## Objective:
All of the material below is to be restated word for word, apart from the pictures.
══════
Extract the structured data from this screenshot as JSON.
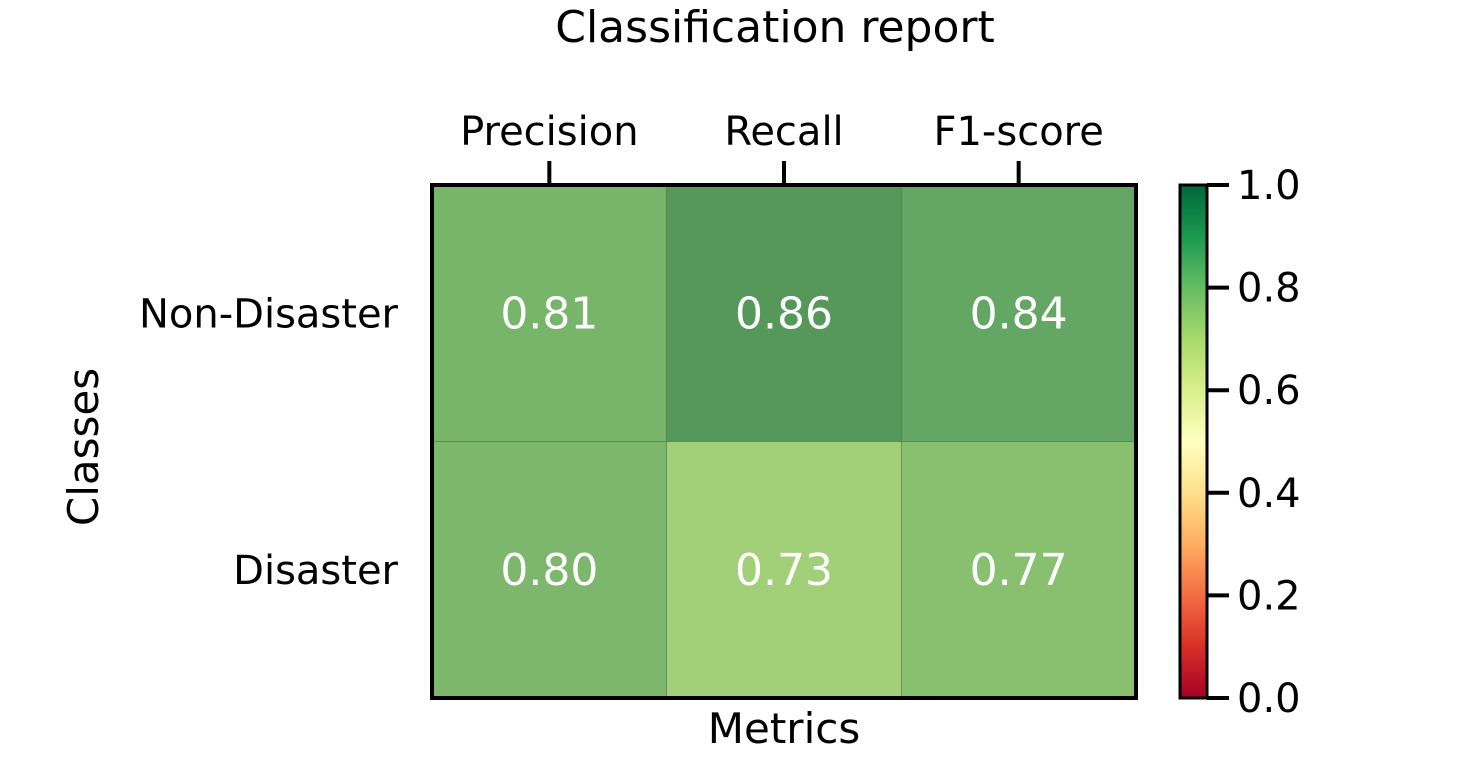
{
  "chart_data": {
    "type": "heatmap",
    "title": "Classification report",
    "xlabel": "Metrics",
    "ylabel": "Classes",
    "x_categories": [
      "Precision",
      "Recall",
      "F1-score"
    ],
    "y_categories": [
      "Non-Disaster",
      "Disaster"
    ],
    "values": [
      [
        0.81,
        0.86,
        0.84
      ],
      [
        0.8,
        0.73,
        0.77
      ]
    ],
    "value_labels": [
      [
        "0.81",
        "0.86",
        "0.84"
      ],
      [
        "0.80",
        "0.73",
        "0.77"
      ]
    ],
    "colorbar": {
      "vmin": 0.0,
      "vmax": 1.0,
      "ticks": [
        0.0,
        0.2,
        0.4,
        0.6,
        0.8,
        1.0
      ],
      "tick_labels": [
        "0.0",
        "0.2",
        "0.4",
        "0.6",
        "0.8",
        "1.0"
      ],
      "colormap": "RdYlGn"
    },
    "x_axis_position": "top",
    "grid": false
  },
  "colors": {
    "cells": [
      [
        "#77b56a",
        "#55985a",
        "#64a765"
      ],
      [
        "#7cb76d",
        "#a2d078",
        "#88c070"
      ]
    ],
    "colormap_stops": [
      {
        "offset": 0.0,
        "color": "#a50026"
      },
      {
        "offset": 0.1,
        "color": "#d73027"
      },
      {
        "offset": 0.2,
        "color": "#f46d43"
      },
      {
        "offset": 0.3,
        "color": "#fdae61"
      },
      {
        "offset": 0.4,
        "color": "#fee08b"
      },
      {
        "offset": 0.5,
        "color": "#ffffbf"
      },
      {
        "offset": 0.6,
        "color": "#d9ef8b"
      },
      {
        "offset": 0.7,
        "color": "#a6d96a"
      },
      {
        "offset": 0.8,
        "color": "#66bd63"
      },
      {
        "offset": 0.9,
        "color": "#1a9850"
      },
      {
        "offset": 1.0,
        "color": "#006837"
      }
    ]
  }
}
══════
## Response:
Extract the structured data from this screenshot as JSON.
{
  "chart_data": {
    "type": "heatmap",
    "title": "Classification report",
    "xlabel": "Metrics",
    "ylabel": "Classes",
    "x_categories": [
      "Precision",
      "Recall",
      "F1-score"
    ],
    "y_categories": [
      "Non-Disaster",
      "Disaster"
    ],
    "values": [
      [
        0.81,
        0.86,
        0.84
      ],
      [
        0.8,
        0.73,
        0.77
      ]
    ],
    "value_labels": [
      [
        "0.81",
        "0.86",
        "0.84"
      ],
      [
        "0.80",
        "0.73",
        "0.77"
      ]
    ],
    "colorbar": {
      "vmin": 0.0,
      "vmax": 1.0,
      "ticks": [
        0.0,
        0.2,
        0.4,
        0.6,
        0.8,
        1.0
      ],
      "tick_labels": [
        "0.0",
        "0.2",
        "0.4",
        "0.6",
        "0.8",
        "1.0"
      ],
      "colormap": "RdYlGn"
    },
    "x_axis_position": "top",
    "grid": false
  },
  "colors": {
    "cells": [
      [
        "#77b56a",
        "#55985a",
        "#64a765"
      ],
      [
        "#7cb76d",
        "#a2d078",
        "#88c070"
      ]
    ],
    "colormap_stops": [
      {
        "offset": 0.0,
        "color": "#a50026"
      },
      {
        "offset": 0.1,
        "color": "#d73027"
      },
      {
        "offset": 0.2,
        "color": "#f46d43"
      },
      {
        "offset": 0.3,
        "color": "#fdae61"
      },
      {
        "offset": 0.4,
        "color": "#fee08b"
      },
      {
        "offset": 0.5,
        "color": "#ffffbf"
      },
      {
        "offset": 0.6,
        "color": "#d9ef8b"
      },
      {
        "offset": 0.7,
        "color": "#a6d96a"
      },
      {
        "offset": 0.8,
        "color": "#66bd63"
      },
      {
        "offset": 0.9,
        "color": "#1a9850"
      },
      {
        "offset": 1.0,
        "color": "#006837"
      }
    ]
  }
}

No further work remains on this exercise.